_Required task:_ Go through the entries below and write each one out exactly.

Dataset rows about figures
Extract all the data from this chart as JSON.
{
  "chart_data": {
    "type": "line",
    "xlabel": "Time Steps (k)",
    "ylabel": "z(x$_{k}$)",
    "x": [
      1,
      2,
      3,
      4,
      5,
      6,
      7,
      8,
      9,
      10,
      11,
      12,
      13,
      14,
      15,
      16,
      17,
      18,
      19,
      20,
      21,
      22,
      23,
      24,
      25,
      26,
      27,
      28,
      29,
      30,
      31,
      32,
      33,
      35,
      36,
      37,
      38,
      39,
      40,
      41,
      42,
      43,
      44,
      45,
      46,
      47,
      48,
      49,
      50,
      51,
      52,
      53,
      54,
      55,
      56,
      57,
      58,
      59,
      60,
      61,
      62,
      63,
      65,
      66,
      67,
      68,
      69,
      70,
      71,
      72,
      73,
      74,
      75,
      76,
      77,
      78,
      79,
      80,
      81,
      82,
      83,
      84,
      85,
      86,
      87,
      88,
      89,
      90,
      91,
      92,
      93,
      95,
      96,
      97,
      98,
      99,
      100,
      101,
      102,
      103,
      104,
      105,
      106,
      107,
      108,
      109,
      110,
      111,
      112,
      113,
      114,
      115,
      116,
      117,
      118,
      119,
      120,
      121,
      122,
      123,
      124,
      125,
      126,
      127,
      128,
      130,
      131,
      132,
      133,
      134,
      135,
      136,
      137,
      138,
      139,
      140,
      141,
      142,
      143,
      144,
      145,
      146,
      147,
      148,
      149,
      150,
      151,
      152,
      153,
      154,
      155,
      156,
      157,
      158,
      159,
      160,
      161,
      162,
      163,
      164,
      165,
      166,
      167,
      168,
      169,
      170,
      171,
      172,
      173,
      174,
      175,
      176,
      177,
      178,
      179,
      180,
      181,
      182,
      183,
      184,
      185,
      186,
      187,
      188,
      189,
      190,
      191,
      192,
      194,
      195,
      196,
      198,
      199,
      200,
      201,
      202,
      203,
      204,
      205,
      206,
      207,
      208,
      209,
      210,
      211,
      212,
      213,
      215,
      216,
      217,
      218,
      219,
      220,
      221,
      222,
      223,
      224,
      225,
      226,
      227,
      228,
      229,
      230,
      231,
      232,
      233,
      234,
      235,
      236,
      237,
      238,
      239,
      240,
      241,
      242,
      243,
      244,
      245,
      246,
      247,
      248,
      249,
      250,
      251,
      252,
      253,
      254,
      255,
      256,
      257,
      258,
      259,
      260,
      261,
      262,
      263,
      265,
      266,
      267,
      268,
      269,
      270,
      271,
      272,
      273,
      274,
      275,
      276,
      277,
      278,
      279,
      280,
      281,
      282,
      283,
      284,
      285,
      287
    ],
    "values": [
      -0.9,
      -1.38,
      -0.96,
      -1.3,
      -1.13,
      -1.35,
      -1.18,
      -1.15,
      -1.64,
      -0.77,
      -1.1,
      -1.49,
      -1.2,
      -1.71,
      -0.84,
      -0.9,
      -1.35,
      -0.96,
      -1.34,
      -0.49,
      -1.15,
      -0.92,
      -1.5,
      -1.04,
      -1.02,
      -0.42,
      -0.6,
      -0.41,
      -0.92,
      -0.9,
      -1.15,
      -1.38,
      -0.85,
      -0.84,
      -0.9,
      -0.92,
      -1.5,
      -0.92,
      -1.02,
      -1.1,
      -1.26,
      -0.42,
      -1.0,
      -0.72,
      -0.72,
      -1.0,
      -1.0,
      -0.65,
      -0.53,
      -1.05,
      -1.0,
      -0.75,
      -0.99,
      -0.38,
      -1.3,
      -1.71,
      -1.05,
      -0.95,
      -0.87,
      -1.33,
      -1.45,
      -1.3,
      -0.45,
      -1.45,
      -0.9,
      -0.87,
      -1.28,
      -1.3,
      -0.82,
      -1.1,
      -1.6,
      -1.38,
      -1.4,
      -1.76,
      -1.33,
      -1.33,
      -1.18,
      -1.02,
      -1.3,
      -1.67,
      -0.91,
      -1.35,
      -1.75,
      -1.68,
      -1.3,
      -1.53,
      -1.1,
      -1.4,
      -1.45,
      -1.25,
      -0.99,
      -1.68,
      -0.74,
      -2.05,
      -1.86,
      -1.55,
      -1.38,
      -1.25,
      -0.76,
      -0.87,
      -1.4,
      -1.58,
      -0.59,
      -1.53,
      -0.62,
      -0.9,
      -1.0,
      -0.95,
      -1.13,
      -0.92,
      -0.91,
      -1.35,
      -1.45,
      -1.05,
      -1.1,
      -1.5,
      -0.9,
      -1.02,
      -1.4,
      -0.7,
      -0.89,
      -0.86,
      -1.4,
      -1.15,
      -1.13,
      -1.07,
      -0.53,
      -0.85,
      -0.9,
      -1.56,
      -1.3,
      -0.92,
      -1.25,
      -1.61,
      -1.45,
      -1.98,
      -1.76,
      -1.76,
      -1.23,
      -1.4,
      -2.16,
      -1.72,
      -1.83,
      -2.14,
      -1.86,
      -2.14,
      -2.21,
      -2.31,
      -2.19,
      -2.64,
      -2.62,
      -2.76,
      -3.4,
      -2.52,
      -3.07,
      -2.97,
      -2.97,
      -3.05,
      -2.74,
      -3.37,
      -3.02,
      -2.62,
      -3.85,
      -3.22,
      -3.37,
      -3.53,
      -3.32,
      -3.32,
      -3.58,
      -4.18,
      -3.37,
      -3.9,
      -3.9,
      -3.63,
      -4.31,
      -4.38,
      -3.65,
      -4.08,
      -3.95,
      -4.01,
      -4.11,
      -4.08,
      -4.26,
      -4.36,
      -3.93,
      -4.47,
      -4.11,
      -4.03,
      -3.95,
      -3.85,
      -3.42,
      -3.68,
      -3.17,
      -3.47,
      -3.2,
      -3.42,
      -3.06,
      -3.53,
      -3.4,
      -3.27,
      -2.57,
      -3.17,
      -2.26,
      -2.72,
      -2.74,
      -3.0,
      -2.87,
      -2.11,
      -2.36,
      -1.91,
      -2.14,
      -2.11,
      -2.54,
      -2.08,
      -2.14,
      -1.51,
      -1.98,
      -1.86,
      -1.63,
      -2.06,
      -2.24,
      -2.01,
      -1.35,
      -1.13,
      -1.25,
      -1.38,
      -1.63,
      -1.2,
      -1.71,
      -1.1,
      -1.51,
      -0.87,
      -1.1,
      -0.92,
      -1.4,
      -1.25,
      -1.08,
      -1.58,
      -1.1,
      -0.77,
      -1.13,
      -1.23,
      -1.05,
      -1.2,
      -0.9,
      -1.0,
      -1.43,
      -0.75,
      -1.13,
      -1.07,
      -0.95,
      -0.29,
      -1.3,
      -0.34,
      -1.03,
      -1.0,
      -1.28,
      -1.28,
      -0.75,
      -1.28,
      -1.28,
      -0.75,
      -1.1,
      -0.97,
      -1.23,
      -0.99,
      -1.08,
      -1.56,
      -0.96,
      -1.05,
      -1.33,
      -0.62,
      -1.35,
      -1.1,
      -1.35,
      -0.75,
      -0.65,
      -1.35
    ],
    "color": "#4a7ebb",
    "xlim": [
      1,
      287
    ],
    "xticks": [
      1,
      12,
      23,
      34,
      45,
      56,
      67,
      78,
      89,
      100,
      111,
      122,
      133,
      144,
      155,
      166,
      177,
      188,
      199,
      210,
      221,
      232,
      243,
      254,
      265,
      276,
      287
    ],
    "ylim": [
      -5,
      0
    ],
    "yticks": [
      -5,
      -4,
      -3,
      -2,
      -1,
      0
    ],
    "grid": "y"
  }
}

_Answer below:_
Extract all the data from this chart as JSON.
{
  "chart_data": {
    "type": "line",
    "xlabel": "Time Steps (k)",
    "ylabel": "z(x$_{k}$)",
    "x": [
      1,
      2,
      3,
      4,
      5,
      6,
      7,
      8,
      9,
      10,
      11,
      12,
      13,
      14,
      15,
      16,
      17,
      18,
      19,
      20,
      21,
      22,
      23,
      24,
      25,
      26,
      27,
      28,
      29,
      30,
      31,
      32,
      33,
      35,
      36,
      37,
      38,
      39,
      40,
      41,
      42,
      43,
      44,
      45,
      46,
      47,
      48,
      49,
      50,
      51,
      52,
      53,
      54,
      55,
      56,
      57,
      58,
      59,
      60,
      61,
      62,
      63,
      65,
      66,
      67,
      68,
      69,
      70,
      71,
      72,
      73,
      74,
      75,
      76,
      77,
      78,
      79,
      80,
      81,
      82,
      83,
      84,
      85,
      86,
      87,
      88,
      89,
      90,
      91,
      92,
      93,
      95,
      96,
      97,
      98,
      99,
      100,
      101,
      102,
      103,
      104,
      105,
      106,
      107,
      108,
      109,
      110,
      111,
      112,
      113,
      114,
      115,
      116,
      117,
      118,
      119,
      120,
      121,
      122,
      123,
      124,
      125,
      126,
      127,
      128,
      130,
      131,
      132,
      133,
      134,
      135,
      136,
      137,
      138,
      139,
      140,
      141,
      142,
      143,
      144,
      145,
      146,
      147,
      148,
      149,
      150,
      151,
      152,
      153,
      154,
      155,
      156,
      157,
      158,
      159,
      160,
      161,
      162,
      163,
      164,
      165,
      166,
      167,
      168,
      169,
      170,
      171,
      172,
      173,
      174,
      175,
      176,
      177,
      178,
      179,
      180,
      181,
      182,
      183,
      184,
      185,
      186,
      187,
      188,
      189,
      190,
      191,
      192,
      194,
      195,
      196,
      198,
      199,
      200,
      201,
      202,
      203,
      204,
      205,
      206,
      207,
      208,
      209,
      210,
      211,
      212,
      213,
      215,
      216,
      217,
      218,
      219,
      220,
      221,
      222,
      223,
      224,
      225,
      226,
      227,
      228,
      229,
      230,
      231,
      232,
      233,
      234,
      235,
      236,
      237,
      238,
      239,
      240,
      241,
      242,
      243,
      244,
      245,
      246,
      247,
      248,
      249,
      250,
      251,
      252,
      253,
      254,
      255,
      256,
      257,
      258,
      259,
      260,
      261,
      262,
      263,
      265,
      266,
      267,
      268,
      269,
      270,
      271,
      272,
      273,
      274,
      275,
      276,
      277,
      278,
      279,
      280,
      281,
      282,
      283,
      284,
      285,
      287
    ],
    "values": [
      -0.9,
      -1.38,
      -0.96,
      -1.3,
      -1.13,
      -1.35,
      -1.18,
      -1.15,
      -1.64,
      -0.77,
      -1.1,
      -1.49,
      -1.2,
      -1.71,
      -0.84,
      -0.9,
      -1.35,
      -0.96,
      -1.34,
      -0.49,
      -1.15,
      -0.92,
      -1.5,
      -1.04,
      -1.02,
      -0.42,
      -0.6,
      -0.41,
      -0.92,
      -0.9,
      -1.15,
      -1.38,
      -0.85,
      -0.84,
      -0.9,
      -0.92,
      -1.5,
      -0.92,
      -1.02,
      -1.1,
      -1.26,
      -0.42,
      -1.0,
      -0.72,
      -0.72,
      -1.0,
      -1.0,
      -0.65,
      -0.53,
      -1.05,
      -1.0,
      -0.75,
      -0.99,
      -0.38,
      -1.3,
      -1.71,
      -1.05,
      -0.95,
      -0.87,
      -1.33,
      -1.45,
      -1.3,
      -0.45,
      -1.45,
      -0.9,
      -0.87,
      -1.28,
      -1.3,
      -0.82,
      -1.1,
      -1.6,
      -1.38,
      -1.4,
      -1.76,
      -1.33,
      -1.33,
      -1.18,
      -1.02,
      -1.3,
      -1.67,
      -0.91,
      -1.35,
      -1.75,
      -1.68,
      -1.3,
      -1.53,
      -1.1,
      -1.4,
      -1.45,
      -1.25,
      -0.99,
      -1.68,
      -0.74,
      -2.05,
      -1.86,
      -1.55,
      -1.38,
      -1.25,
      -0.76,
      -0.87,
      -1.4,
      -1.58,
      -0.59,
      -1.53,
      -0.62,
      -0.9,
      -1.0,
      -0.95,
      -1.13,
      -0.92,
      -0.91,
      -1.35,
      -1.45,
      -1.05,
      -1.1,
      -1.5,
      -0.9,
      -1.02,
      -1.4,
      -0.7,
      -0.89,
      -0.86,
      -1.4,
      -1.15,
      -1.13,
      -1.07,
      -0.53,
      -0.85,
      -0.9,
      -1.56,
      -1.3,
      -0.92,
      -1.25,
      -1.61,
      -1.45,
      -1.98,
      -1.76,
      -1.76,
      -1.23,
      -1.4,
      -2.16,
      -1.72,
      -1.83,
      -2.14,
      -1.86,
      -2.14,
      -2.21,
      -2.31,
      -2.19,
      -2.64,
      -2.62,
      -2.76,
      -3.4,
      -2.52,
      -3.07,
      -2.97,
      -2.97,
      -3.05,
      -2.74,
      -3.37,
      -3.02,
      -2.62,
      -3.85,
      -3.22,
      -3.37,
      -3.53,
      -3.32,
      -3.32,
      -3.58,
      -4.18,
      -3.37,
      -3.9,
      -3.9,
      -3.63,
      -4.31,
      -4.38,
      -3.65,
      -4.08,
      -3.95,
      -4.01,
      -4.11,
      -4.08,
      -4.26,
      -4.36,
      -3.93,
      -4.47,
      -4.11,
      -4.03,
      -3.95,
      -3.85,
      -3.42,
      -3.68,
      -3.17,
      -3.47,
      -3.2,
      -3.42,
      -3.06,
      -3.53,
      -3.4,
      -3.27,
      -2.57,
      -3.17,
      -2.26,
      -2.72,
      -2.74,
      -3.0,
      -2.87,
      -2.11,
      -2.36,
      -1.91,
      -2.14,
      -2.11,
      -2.54,
      -2.08,
      -2.14,
      -1.51,
      -1.98,
      -1.86,
      -1.63,
      -2.06,
      -2.24,
      -2.01,
      -1.35,
      -1.13,
      -1.25,
      -1.38,
      -1.63,
      -1.2,
      -1.71,
      -1.1,
      -1.51,
      -0.87,
      -1.1,
      -0.92,
      -1.4,
      -1.25,
      -1.08,
      -1.58,
      -1.1,
      -0.77,
      -1.13,
      -1.23,
      -1.05,
      -1.2,
      -0.9,
      -1.0,
      -1.43,
      -0.75,
      -1.13,
      -1.07,
      -0.95,
      -0.29,
      -1.3,
      -0.34,
      -1.03,
      -1.0,
      -1.28,
      -1.28,
      -0.75,
      -1.28,
      -1.28,
      -0.75,
      -1.1,
      -0.97,
      -1.23,
      -0.99,
      -1.08,
      -1.56,
      -0.96,
      -1.05,
      -1.33,
      -0.62,
      -1.35,
      -1.1,
      -1.35,
      -0.75,
      -0.65,
      -1.35
    ],
    "color": "#4a7ebb",
    "xlim": [
      1,
      287
    ],
    "xticks": [
      1,
      12,
      23,
      34,
      45,
      56,
      67,
      78,
      89,
      100,
      111,
      122,
      133,
      144,
      155,
      166,
      177,
      188,
      199,
      210,
      221,
      232,
      243,
      254,
      265,
      276,
      287
    ],
    "ylim": [
      -5,
      0
    ],
    "yticks": [
      -5,
      -4,
      -3,
      -2,
      -1,
      0
    ],
    "grid": "y"
  }
}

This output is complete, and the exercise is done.